Output each entry below as it stands, leaving out every picture.

╔══

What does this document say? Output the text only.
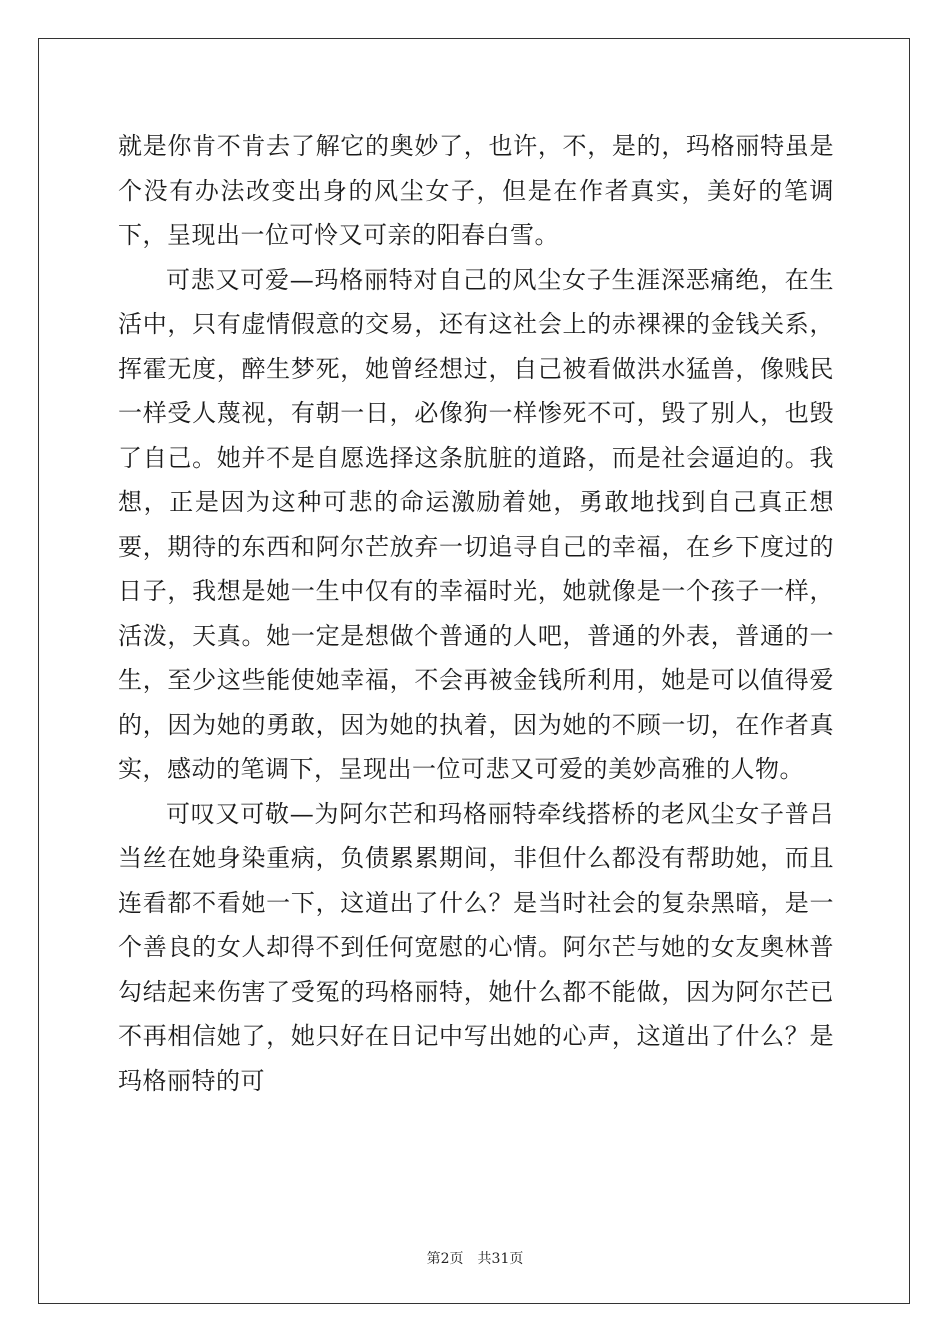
就是你肯不肯去了解它的奥妙了，也许，不，是的，玛格丽特虽是个没有办法改变出身的风尘女子，但是在作者真实，美好的笔调下，呈现出一位可怜又可亲的阳春白雪。

可悲又可爱—玛格丽特对自己的风尘女子生涯深恶痛绝，在生活中，只有虚情假意的交易，还有这社会上的赤裸裸的金钱关系，挥霍无度，醉生梦死，她曾经想过，自己被看做洪水猛兽，像贱民一样受人蔑视，有朝一日，必像狗一样惨死不可，毁了别人，也毁了自己。她并不是自愿选择这条肮脏的道路，而是社会逼迫的。我想，正是因为这种可悲的命运激励着她，勇敢地找到自己真正想要，期待的东西和阿尔芒放弃一切追寻自己的幸福，在乡下度过的日子，我想是她一生中仅有的幸福时光，她就像是一个孩子一样，活泼，天真。她一定是想做个普通的人吧，普通的外表，普通的一生，至少这些能使她幸福，不会再被金钱所利用，她是可以值得爱的，因为她的勇敢，因为她的执着，因为她的不顾一切，在作者真实，感动的笔调下，呈现出一位可悲又可爱的美妙高雅的人物。

可叹又可敬—为阿尔芒和玛格丽特牵线搭桥的老风尘女子普吕当丝在她身染重病，负债累累期间，非但什么都没有帮助她，而且连看都不看她一下，这道出了什么？是当时社会的复杂黑暗，是一个善良的女人却得不到任何宽慰的心情。阿尔芒与她的女友奥林普勾结起来伤害了受冤的玛格丽特，她什么都不能做，因为阿尔芒已不再相信她了，她只好在日记中写出她的心声，这道出了什么？是玛格丽特的可

第2页 共31页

╚══

Correct output:
What does this document say? Output the text only.
就是你肯不肯去了解它的奥妙了，也许，不，是的，玛格丽特虽是个没有办法改变出身的风尘女子，但是在作者真实，美好的笔调下，呈现出一位可怜又可亲的阳春白雪。

可悲又可爱—玛格丽特对自己的风尘女子生涯深恶痛绝，在生活中，只有虚情假意的交易，还有这社会上的赤裸裸的金钱关系，挥霍无度，醉生梦死，她曾经想过，自己被看做洪水猛兽，像贱民一样受人蔑视，有朝一日，必像狗一样惨死不可，毁了别人，也毁了自己。她并不是自愿选择这条肮脏的道路，而是社会逼迫的。我想，正是因为这种可悲的命运激励着她，勇敢地找到自己真正想要，期待的东西和阿尔芒放弃一切追寻自己的幸福，在乡下度过的日子，我想是她一生中仅有的幸福时光，她就像是一个孩子一样，活泼，天真。她一定是想做个普通的人吧，普通的外表，普通的一生，至少这些能使她幸福，不会再被金钱所利用，她是可以值得爱的，因为她的勇敢，因为她的执着，因为她的不顾一切，在作者真实，感动的笔调下，呈现出一位可悲又可爱的美妙高雅的人物。

可叹又可敬—为阿尔芒和玛格丽特牵线搭桥的老风尘女子普吕当丝在她身染重病，负债累累期间，非但什么都没有帮助她，而且连看都不看她一下，这道出了什么？是当时社会的复杂黑暗，是一个善良的女人却得不到任何宽慰的心情。阿尔芒与她的女友奥林普勾结起来伤害了受冤的玛格丽特，她什么都不能做，因为阿尔芒已不再相信她了，她只好在日记中写出她的心声，这道出了什么？是玛格丽特的可

第2页 共31页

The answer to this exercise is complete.